- [Given instruction]
In the following material, identify every line holding the string "trees" and return it.

[Dataset items]
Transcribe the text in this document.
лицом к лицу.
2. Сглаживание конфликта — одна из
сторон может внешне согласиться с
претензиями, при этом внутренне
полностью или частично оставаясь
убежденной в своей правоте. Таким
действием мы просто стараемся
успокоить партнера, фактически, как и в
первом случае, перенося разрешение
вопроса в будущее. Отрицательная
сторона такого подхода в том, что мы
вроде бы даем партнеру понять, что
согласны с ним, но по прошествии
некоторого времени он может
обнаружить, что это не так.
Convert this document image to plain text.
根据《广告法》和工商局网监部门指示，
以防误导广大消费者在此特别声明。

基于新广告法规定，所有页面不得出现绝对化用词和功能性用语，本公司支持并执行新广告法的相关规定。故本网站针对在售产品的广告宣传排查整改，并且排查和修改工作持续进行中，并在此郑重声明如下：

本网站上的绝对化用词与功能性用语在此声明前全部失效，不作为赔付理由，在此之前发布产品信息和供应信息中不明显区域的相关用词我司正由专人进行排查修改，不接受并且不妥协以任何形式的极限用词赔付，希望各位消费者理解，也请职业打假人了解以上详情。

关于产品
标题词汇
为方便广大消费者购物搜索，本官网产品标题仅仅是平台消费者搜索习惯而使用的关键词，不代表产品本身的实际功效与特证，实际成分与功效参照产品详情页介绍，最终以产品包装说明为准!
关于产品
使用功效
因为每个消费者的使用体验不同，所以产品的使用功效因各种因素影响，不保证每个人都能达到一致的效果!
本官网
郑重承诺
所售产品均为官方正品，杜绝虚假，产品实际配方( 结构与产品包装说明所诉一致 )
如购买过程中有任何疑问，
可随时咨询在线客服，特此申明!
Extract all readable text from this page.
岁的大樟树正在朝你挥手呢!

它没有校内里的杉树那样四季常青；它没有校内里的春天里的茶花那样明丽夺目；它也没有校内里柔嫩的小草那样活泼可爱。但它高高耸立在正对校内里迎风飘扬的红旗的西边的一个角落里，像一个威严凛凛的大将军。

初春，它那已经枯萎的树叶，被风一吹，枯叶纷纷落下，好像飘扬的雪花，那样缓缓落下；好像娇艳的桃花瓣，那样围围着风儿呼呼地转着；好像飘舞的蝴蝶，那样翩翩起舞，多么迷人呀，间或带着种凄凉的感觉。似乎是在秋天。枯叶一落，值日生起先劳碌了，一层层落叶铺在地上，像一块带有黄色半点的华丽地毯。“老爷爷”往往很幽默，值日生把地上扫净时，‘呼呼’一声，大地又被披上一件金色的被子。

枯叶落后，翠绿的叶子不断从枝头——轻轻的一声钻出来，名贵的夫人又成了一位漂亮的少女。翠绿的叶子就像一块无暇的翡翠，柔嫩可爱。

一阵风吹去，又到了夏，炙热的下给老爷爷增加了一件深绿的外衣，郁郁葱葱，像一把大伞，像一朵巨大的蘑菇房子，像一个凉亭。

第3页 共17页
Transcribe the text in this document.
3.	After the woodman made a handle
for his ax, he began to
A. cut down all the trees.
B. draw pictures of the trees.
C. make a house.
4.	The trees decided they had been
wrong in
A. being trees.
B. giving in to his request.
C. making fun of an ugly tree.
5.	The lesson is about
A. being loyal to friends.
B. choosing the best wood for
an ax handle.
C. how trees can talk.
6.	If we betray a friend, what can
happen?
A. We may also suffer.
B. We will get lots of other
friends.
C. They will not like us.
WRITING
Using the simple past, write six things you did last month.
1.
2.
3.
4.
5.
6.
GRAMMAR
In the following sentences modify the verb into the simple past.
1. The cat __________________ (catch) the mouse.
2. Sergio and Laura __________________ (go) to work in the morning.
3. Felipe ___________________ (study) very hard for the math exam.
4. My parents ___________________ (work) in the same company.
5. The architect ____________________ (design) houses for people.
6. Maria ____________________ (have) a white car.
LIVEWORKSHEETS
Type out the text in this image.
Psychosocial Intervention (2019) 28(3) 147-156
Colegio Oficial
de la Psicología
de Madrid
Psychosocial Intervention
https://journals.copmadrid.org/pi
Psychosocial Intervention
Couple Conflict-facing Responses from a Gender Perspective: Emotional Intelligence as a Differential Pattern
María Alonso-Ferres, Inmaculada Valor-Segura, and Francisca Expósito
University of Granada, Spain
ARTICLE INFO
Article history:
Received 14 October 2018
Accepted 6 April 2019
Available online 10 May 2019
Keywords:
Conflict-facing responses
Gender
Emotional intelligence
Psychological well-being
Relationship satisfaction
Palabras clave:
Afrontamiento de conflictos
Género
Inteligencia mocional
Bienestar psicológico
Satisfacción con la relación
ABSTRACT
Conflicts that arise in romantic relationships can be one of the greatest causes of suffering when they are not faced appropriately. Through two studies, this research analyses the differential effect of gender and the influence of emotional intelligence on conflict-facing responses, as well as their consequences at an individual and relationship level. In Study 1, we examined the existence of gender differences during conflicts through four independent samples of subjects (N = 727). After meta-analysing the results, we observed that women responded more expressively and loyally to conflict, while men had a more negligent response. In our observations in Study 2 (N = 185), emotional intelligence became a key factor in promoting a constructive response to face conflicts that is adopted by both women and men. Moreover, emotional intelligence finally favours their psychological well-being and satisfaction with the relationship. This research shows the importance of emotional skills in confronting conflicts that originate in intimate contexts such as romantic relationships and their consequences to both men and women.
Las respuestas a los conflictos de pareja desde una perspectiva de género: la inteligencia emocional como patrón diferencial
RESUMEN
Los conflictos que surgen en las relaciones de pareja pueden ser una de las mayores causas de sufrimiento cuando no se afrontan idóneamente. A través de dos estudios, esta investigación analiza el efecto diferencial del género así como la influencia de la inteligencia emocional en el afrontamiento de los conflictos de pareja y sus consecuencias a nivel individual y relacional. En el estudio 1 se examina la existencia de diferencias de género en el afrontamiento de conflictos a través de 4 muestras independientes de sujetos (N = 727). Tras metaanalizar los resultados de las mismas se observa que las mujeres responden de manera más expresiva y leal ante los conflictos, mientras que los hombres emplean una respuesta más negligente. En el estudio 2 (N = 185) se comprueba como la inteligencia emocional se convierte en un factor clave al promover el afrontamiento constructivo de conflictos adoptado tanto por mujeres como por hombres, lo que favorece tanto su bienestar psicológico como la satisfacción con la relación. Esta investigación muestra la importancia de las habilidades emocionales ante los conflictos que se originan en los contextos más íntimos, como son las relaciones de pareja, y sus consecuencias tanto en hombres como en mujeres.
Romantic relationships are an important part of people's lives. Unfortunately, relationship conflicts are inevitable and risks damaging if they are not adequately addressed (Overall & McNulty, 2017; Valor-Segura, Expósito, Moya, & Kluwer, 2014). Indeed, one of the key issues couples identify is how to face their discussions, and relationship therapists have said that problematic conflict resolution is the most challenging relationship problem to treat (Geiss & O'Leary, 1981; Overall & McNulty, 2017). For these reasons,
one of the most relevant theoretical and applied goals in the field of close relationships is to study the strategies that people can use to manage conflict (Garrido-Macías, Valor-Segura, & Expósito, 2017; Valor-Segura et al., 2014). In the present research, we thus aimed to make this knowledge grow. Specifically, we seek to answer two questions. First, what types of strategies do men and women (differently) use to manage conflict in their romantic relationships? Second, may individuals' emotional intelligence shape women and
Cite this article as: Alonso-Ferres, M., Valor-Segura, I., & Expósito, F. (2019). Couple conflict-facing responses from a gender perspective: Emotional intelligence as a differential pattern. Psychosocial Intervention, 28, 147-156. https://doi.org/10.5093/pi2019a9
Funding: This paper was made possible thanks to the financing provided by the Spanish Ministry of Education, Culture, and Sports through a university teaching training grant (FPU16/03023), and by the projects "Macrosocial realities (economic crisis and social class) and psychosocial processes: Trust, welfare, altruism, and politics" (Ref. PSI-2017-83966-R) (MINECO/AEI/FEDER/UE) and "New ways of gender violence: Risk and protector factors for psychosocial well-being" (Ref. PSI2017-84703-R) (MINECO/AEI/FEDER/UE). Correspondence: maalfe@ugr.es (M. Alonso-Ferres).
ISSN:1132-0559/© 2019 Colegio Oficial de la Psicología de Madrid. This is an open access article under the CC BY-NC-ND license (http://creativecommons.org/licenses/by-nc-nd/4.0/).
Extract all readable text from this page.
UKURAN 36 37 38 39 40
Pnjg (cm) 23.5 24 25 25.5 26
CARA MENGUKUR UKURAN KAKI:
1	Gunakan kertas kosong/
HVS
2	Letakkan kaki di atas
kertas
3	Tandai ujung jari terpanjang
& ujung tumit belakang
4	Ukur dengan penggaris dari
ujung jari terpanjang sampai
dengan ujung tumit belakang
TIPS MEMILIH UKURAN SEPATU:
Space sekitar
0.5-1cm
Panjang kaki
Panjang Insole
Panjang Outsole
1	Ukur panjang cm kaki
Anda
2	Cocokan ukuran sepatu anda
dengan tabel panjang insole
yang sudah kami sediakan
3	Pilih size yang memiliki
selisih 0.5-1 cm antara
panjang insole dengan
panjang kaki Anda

- [Full response]
A. cut down all the trees.
B. draw pictures of the trees.
4.	The trees decided they had been
A. being trees.
C. how trees can talk.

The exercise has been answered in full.